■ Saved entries
((

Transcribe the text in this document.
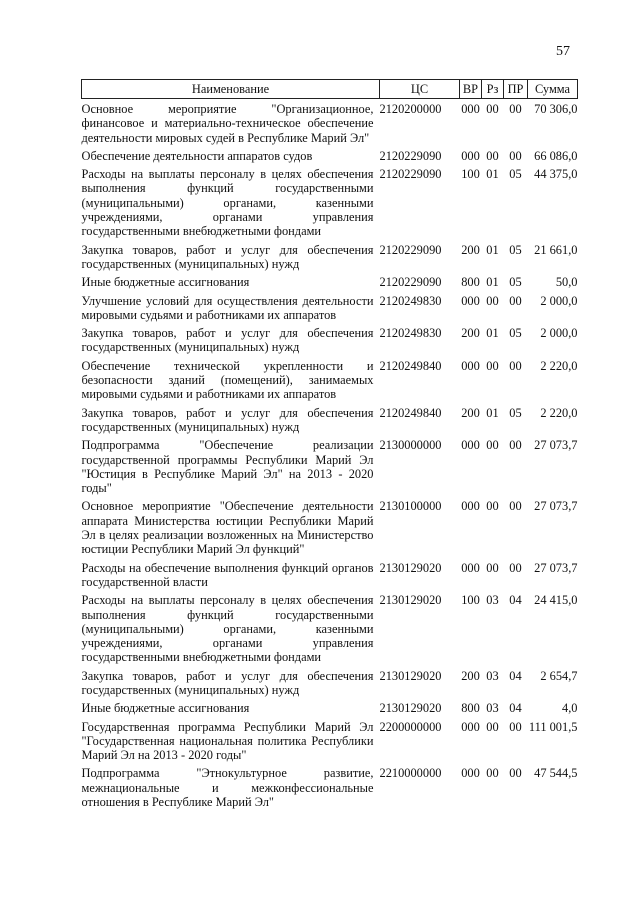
57
Наименование	ЦС	ВР	Рз	ПР	Сумма
Основное мероприятие "Организационное, финансовое и материально-техническое обеспечение деятельности мировых судей в Республике Марий Эл"	2120200000	000	00	00	70 306,0
Обеспечение деятельности аппаратов судов	2120229090	000	00	00	66 086,0
Расходы на выплаты персоналу в целях обеспечения выполнения функций государственными (муниципальными) органами, казенными учреждениями, органами управления государственными внебюджетными фондами	2120229090	100	01	05	44 375,0
Закупка товаров, работ и услуг для обеспечения государственных (муниципальных) нужд	2120229090	200	01	05	21 661,0
Иные бюджетные ассигнования	2120229090	800	01	05	50,0
Улучшение условий для осуществления деятельности мировыми судьями и работниками их аппаратов	2120249830	000	00	00	2 000,0
Закупка товаров, работ и услуг для обеспечения государственных (муниципальных) нужд	2120249830	200	01	05	2 000,0
Обеспечение технической укрепленности и безопасности зданий (помещений), занимаемых мировыми судьями и работниками их аппаратов	2120249840	000	00	00	2 220,0
Закупка товаров, работ и услуг для обеспечения государственных (муниципальных) нужд	2120249840	200	01	05	2 220,0
Подпрограмма "Обеспечение реализации государственной программы Республики Марий Эл "Юстиция в Республике Марий Эл" на 2013 - 2020 годы"	2130000000	000	00	00	27 073,7
Основное мероприятие "Обеспечение деятельности аппарата Министерства юстиции Республики Марий Эл в целях реализации возложенных на Министерство юстиции Республики Марий Эл функций"	2130100000	000	00	00	27 073,7
Расходы на обеспечение выполнения функций органов государственной власти	2130129020	000	00	00	27 073,7
Расходы на выплаты персоналу в целях обеспечения выполнения функций государственными (муниципальными) органами, казенными учреждениями, органами управления государственными внебюджетными фондами	2130129020	100	03	04	24 415,0
Закупка товаров, работ и услуг для обеспечения государственных (муниципальных) нужд	2130129020	200	03	04	2 654,7
Иные бюджетные ассигнования	2130129020	800	03	04	4,0
Государственная программа Республики Марий Эл "Государственная национальная политика Республики Марий Эл на 2013 - 2020 годы"	2200000000	000	00	00	111 001,5
Подпрограмма "Этнокультурное развитие, межнациональные и межконфессиональные отношения в Республике Марий Эл"	2210000000	000	00	00	47 544,5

))

■ What is expected
Return every line of the records exactly as given, pictures excluded.

■ In response
Transcribe the text in this document.
57
Наименование	ЦС	ВР	Рз	ПР	Сумма
Основное мероприятие "Организационное, финансовое и материально-техническое обеспечение деятельности мировых судей в Республике Марий Эл"	2120200000	000	00	00	70 306,0
Обеспечение деятельности аппаратов судов	2120229090	000	00	00	66 086,0
Расходы на выплаты персоналу в целях обеспечения выполнения функций государственными (муниципальными) органами, казенными учреждениями, органами управления государственными внебюджетными фондами	2120229090	100	01	05	44 375,0
Закупка товаров, работ и услуг для обеспечения государственных (муниципальных) нужд	2120229090	200	01	05	21 661,0
Иные бюджетные ассигнования	2120229090	800	01	05	50,0
Улучшение условий для осуществления деятельности мировыми судьями и работниками их аппаратов	2120249830	000	00	00	2 000,0
Закупка товаров, работ и услуг для обеспечения государственных (муниципальных) нужд	2120249830	200	01	05	2 000,0
Обеспечение технической укрепленности и безопасности зданий (помещений), занимаемых мировыми судьями и работниками их аппаратов	2120249840	000	00	00	2 220,0
Закупка товаров, работ и услуг для обеспечения государственных (муниципальных) нужд	2120249840	200	01	05	2 220,0
Подпрограмма "Обеспечение реализации государственной программы Республики Марий Эл "Юстиция в Республике Марий Эл" на 2013 - 2020 годы"	2130000000	000	00	00	27 073,7
Основное мероприятие "Обеспечение деятельности аппарата Министерства юстиции Республики Марий Эл в целях реализации возложенных на Министерство юстиции Республики Марий Эл функций"	2130100000	000	00	00	27 073,7
Расходы на обеспечение выполнения функций органов государственной власти	2130129020	000	00	00	27 073,7
Расходы на выплаты персоналу в целях обеспечения выполнения функций государственными (муниципальными) органами, казенными учреждениями, органами управления государственными внебюджетными фондами	2130129020	100	03	04	24 415,0
Закупка товаров, работ и услуг для обеспечения государственных (муниципальных) нужд	2130129020	200	03	04	2 654,7
Иные бюджетные ассигнования	2130129020	800	03	04	4,0
Государственная программа Республики Марий Эл "Государственная национальная политика Республики Марий Эл на 2013 - 2020 годы"	2200000000	000	00	00	111 001,5
Подпрограмма "Этнокультурное развитие, межнациональные и межконфессиональные отношения в Республике Марий Эл"	2210000000	000	00	00	47 544,5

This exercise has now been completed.